Ever notice that your workbook is increasing in size at an alarming rate for no apparent reason? There are several causes of workbook bloat, and some slimming solutions.
Have you ever eaten so much that you can't function properly? Workbook bloat in Excel is much the same thing. Workbook bloat is a term for a workbook that has had so much done to it that it has swollen to such a size it can no longer function correctly.
We checked out the size of a typical workbook containing a fairly large amount of data. With data only, the workbook file size was 1.37 MB. Then we added a pivot table referencing four entire columns for its data source and noted that the file size increased dramatically to 2.4 MB. Add some formatting and your typical workbook size has blown out to almost double by performing a few actions.
One of the more common causes of file bloat, particularly in earlier versions of Excel, is the application of formats to entire columns or rows rather than to just the data range in use. Another mistake is referencing entire columns as the data source for charts and pivot tables rather than just the cells with actual data in them. To fix these problems, you will need to eliminate all the superfluous formatting and restrict your data source to only the useful range of cells.
The first step in eliminating superfluous formatting is to figure out where your worksheet's data ends—the bottom righthand corner of your data, if you will. Don't rely on Edit → Go To... → Special → Last Cell, as this might take you to the last cell containing formatting, not actual data. Having manually located the cell you know to be your last cell containing legitimate data, highlight the row immediately following it. While pressing the Ctrl and Shift keys, press the down arrow on your keyboard to highlight all rows beneath that row and select Edit → Clear → All to clear them.
Now apply the same logic to unwanted formatting lurking in your columns. Locate the cell in the last column containing data and click the column header of the column immediately to the right. Press Ctrl-Shift and the right arrow on your keyboard to highlight all other columns to the right and then select Edit → Clear → All.
Don't be tempted to actually delete these rows or columns rather than clearing them, as doing so often causes the dreaded #REF! error in any cells of any formulas that might reference them.
If you have macros, now you need to address the modules that the macro code resides in. This is a fairly quick, painless, and straightforward process that entails exporting all modules and UserForms to your hard drive and then deleting the existing modules and UserForms, pressing Save, and importing the modules you exported.
To do this, go into the Visual Basic Editor and, from within the Project Explorer, right-click each module and select Remove Module1 (or whatever the name of the module happens to be). When you are asked whether you want to export your module before removing it, say Yes, taking note of the path.

(Bounding box prediction data)
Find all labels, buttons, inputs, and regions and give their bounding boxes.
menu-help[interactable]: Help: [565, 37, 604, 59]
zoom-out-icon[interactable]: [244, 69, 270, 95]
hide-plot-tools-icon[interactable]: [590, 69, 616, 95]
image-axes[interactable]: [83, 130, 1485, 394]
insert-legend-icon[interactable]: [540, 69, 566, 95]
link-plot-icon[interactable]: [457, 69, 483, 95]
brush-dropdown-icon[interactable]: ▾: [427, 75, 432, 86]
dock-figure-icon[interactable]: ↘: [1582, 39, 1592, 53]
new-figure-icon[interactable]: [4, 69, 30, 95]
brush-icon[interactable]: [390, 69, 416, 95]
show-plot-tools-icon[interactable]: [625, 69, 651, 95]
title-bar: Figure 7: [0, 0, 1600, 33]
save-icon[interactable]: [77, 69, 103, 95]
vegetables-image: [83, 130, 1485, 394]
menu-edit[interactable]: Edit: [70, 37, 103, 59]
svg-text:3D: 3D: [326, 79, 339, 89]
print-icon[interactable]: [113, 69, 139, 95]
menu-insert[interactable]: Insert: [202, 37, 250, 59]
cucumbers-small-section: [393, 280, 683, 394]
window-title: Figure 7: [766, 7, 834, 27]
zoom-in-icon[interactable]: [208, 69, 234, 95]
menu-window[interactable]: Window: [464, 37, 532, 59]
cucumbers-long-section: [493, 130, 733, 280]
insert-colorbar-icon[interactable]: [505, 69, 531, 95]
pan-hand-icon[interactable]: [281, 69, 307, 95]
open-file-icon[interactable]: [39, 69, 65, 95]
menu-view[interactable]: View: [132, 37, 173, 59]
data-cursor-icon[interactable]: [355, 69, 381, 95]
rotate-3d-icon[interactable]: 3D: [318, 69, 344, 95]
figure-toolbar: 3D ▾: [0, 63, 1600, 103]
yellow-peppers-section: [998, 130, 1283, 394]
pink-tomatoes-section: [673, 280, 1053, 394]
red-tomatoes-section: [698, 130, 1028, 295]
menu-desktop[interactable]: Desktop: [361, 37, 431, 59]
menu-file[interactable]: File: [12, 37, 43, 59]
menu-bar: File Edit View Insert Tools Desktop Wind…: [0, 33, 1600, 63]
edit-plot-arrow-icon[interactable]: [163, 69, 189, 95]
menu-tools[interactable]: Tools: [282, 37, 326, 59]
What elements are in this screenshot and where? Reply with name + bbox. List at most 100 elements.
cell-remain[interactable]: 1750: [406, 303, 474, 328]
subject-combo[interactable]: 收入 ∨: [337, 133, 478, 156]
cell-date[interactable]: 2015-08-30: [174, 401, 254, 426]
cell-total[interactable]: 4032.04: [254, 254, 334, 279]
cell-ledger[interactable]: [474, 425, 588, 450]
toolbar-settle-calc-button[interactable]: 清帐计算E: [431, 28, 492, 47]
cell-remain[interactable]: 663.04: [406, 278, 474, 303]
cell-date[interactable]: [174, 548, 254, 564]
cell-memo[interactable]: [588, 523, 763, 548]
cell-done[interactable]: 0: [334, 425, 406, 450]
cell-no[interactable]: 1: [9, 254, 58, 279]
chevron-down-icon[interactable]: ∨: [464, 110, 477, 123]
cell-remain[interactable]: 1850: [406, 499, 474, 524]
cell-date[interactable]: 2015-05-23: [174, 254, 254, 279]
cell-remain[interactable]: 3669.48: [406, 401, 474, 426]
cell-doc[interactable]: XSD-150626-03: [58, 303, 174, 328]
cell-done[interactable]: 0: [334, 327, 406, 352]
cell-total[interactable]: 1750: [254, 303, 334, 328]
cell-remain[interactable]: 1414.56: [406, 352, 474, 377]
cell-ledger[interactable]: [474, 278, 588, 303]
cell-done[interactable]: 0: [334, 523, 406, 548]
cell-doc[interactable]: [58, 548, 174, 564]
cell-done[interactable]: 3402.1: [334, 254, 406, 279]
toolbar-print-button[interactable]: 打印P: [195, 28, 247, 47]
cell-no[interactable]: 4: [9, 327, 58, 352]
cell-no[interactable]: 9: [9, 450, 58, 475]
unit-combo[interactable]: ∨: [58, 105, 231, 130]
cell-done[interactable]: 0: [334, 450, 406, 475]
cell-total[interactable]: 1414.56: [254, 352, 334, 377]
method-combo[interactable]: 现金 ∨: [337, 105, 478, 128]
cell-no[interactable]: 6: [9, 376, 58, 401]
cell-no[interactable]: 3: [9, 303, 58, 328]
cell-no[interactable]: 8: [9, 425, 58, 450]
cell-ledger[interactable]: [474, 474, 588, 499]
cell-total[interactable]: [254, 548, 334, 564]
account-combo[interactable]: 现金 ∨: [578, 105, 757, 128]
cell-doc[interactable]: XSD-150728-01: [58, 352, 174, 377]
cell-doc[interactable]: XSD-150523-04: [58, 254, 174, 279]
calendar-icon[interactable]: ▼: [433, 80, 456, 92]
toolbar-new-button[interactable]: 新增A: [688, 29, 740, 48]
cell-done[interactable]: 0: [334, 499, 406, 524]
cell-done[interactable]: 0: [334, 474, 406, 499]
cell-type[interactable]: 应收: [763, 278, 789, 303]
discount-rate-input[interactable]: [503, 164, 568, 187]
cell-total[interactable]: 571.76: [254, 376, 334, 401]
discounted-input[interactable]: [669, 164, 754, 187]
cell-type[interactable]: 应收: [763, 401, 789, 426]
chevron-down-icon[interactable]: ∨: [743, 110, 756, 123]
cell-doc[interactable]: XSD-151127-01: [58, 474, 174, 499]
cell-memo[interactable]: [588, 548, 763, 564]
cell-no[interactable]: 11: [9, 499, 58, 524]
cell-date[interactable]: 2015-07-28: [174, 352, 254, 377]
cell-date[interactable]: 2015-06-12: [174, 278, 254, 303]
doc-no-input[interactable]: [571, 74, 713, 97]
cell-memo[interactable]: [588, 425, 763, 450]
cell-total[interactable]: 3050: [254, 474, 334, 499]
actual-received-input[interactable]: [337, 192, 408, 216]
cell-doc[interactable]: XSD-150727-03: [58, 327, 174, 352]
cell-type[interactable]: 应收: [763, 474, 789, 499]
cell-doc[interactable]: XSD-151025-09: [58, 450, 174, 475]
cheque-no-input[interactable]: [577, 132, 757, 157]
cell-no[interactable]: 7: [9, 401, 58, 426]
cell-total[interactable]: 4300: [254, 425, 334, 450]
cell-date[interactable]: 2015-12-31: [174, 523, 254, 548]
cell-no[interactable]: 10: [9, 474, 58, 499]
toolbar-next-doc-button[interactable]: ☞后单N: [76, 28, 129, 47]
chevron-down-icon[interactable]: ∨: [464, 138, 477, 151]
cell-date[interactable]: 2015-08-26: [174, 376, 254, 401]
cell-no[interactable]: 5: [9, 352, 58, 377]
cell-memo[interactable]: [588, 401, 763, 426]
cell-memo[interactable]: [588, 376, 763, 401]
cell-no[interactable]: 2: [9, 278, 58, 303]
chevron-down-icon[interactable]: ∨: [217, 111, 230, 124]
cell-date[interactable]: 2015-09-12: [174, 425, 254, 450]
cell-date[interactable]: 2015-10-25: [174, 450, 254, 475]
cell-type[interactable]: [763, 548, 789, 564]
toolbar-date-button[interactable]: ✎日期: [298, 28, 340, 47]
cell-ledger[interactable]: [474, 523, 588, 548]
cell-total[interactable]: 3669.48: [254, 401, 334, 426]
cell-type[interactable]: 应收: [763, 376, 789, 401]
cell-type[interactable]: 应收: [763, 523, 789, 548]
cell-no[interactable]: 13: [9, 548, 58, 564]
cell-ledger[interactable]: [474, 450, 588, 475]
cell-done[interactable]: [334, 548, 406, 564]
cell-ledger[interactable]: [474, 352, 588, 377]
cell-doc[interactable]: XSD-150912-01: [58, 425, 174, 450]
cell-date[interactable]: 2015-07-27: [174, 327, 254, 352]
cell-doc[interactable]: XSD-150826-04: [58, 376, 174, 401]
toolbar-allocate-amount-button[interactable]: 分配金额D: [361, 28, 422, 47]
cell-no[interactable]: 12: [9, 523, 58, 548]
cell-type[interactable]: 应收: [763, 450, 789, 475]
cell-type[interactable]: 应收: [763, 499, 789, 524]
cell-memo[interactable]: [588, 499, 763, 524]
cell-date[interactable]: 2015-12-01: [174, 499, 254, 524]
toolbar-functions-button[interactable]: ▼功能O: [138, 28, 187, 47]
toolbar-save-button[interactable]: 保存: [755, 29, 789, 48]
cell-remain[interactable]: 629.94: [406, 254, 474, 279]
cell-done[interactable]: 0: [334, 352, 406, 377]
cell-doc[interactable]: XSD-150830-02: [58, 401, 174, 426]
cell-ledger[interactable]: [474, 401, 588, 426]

_Instructions:_
**a)** Answer these three questions from the text on Excel workbook bloat:
(i) What was the file size of the workbook with data only?
(ii) According to the text, where might Edit → Go To... → Special → Last Cell take you instead of the last cell with actual data?
(iii) What error does the text warn can result from deleting rows or columns instead of clearing them?
**b)** Please carry on the text on Excel workbook bloat from its final sentence, in the same instructional style.

_Numbered responses:_
**a)**
(i) 1.37 MB
(ii) To the last cell containing formatting
(iii) The #REF! error

**b)**
Do this for each module in turn, as well as for any UserForms you might have. Don't forget the private modules of your workbook and worksheets if they house code as well. Once you have done all this, save the workbook. Then, select File → Import File and import each module and UserForm back into your workbook. Following this process will create a text file of each module and that, in turn, removes all extra baggage that the modules might be holding.
The Web contains some free utilities that will automate this task to some degree, but we have heard cases of these utilities making a mess of code or even increasing file sizes. If you do use one of these, always save a backup copy first, as the developers will take no responsibility for any loss of data.
If, after performing the previous steps, you still believe your file size is unrealistically large, another possible suspect is referencing unused cells in PivotTables and PivotCharts. This is true particularly of PivotTables, as people frequently reference all 65,536 rows in order to avoid manually updating ranges as new data is added. If this is your modus operandi, use dynamic named ranges [Hack #42] for your data sources instead.
If you still believe your workbook is too large, it is possible that your workbook or component sheets are corrupt. Unfortunately, determining a point of corruption requires a manual process of elimination.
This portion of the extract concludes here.